Many previous works (e.g., [10, 18, 23]) have addressed the above problem, especially in the context of building dynamic P2P (peer-to-peer) networks. However, all these constructions provide only *probabilistic* guarantees of the expansion properties that *degrade rapidly* over a series of network changes (insertions and/or deletions of nodes/edges)—in the sense that expansion properties cannot be maintained ad infinitum due to their probabilistic nature^{1} which can be a major drawback in a dynamic setting. In fact, the expansion properties can degrade even more rapidly under adversarial insertions and deletions (e.g., as in [18]). Hence, in a dynamic setting, guaranteed expander constructions are needed. Furthermore, it is important that the network maintains its expander properties (such as high conductance, robustness to failures, and fault-tolerant multi-path routing) *efficiently* even under dynamic network changes. This will be useful in efficiently building good overlay and P2P network topologies with expansion guarantees that do not degrade with time, unlike the above approaches.

Self-healing is a *responsive* approach to fault-tolerance, in the sense that it responds to an attack (or component failure) by changing the topology of the network. This approach works irrespective of the initial state of the network, and is thus orthogonal and complementary to traditional non-responsive techniques. Self-healing assumes the network to be *reconfigurable* (e.g., P2P, wireless mesh, and ad-hoc networks), in the sense that changes to the topology of the network can be made on the fly. Our goal is to design an efficient distributed self-healing algorithm that maintains an expander despite attacks from an adversary.
--------------------------------------------------
CHALLENGE:
According to the passage on self-healing expanders, what does self-healing change in response to an attack or component failure? The material has nothing to do with the passage on self-healing expanders.
--------------------------------------------------
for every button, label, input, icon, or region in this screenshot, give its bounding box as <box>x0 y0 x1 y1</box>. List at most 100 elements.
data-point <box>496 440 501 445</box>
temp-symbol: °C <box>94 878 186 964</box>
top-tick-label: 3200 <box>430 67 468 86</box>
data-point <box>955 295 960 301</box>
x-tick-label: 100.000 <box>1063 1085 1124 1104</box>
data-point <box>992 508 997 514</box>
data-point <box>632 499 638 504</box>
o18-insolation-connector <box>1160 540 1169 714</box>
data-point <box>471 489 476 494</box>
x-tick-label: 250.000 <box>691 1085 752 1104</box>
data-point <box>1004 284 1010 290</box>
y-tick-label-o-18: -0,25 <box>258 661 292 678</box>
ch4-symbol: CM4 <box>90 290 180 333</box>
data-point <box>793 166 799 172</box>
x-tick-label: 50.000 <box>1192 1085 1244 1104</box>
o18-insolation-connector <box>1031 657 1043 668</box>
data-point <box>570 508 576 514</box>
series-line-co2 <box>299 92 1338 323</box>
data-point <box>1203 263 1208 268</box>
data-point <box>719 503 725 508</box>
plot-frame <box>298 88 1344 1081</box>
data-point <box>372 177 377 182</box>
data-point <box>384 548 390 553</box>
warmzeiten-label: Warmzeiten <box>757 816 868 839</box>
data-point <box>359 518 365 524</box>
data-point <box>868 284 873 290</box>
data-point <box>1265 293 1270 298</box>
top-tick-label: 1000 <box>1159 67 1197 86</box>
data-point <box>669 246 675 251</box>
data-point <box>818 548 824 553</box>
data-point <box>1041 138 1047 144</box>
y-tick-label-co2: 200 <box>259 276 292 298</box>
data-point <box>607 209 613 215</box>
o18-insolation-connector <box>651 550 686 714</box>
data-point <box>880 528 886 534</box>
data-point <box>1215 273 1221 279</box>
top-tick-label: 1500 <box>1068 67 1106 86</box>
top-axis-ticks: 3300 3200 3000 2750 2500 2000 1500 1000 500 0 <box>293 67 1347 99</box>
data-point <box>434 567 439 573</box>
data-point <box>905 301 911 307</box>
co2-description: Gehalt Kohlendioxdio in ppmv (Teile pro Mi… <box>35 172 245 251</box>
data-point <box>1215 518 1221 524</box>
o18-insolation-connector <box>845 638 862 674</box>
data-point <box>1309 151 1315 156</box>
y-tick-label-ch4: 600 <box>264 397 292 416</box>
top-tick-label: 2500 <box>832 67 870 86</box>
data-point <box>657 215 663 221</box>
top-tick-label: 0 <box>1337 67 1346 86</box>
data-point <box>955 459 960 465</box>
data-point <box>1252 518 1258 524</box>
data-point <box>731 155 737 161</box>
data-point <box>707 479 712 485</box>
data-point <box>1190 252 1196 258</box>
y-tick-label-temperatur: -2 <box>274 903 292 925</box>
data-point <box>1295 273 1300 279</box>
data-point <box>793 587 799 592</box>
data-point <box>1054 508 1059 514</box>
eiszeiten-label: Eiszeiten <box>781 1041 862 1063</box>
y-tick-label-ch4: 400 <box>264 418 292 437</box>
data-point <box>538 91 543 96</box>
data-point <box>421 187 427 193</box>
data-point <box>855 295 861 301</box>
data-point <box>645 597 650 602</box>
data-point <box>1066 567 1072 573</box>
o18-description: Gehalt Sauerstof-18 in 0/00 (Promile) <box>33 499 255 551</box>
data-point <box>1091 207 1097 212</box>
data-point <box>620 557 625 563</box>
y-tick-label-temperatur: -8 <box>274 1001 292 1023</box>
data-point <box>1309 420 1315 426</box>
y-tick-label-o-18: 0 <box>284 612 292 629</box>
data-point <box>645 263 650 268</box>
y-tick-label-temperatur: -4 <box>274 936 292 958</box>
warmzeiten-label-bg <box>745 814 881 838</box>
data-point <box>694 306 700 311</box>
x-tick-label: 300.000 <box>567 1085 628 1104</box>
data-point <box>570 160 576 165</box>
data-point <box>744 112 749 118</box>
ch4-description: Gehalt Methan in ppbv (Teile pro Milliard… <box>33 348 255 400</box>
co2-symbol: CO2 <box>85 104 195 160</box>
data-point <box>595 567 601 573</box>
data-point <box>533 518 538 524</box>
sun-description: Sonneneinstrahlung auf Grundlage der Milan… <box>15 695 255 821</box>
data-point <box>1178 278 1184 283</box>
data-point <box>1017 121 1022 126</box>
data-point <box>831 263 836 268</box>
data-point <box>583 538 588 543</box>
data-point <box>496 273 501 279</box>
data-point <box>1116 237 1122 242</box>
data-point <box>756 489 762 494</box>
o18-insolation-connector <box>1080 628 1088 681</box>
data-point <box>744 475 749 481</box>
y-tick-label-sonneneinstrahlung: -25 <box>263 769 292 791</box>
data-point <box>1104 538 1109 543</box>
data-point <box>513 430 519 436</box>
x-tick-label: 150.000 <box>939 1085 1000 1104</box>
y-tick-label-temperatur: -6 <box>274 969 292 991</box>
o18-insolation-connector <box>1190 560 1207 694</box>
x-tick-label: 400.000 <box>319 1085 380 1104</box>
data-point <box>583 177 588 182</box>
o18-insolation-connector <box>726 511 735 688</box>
--------------------------------------------------
ANSWER TO THIS TASK:
The topology of the network.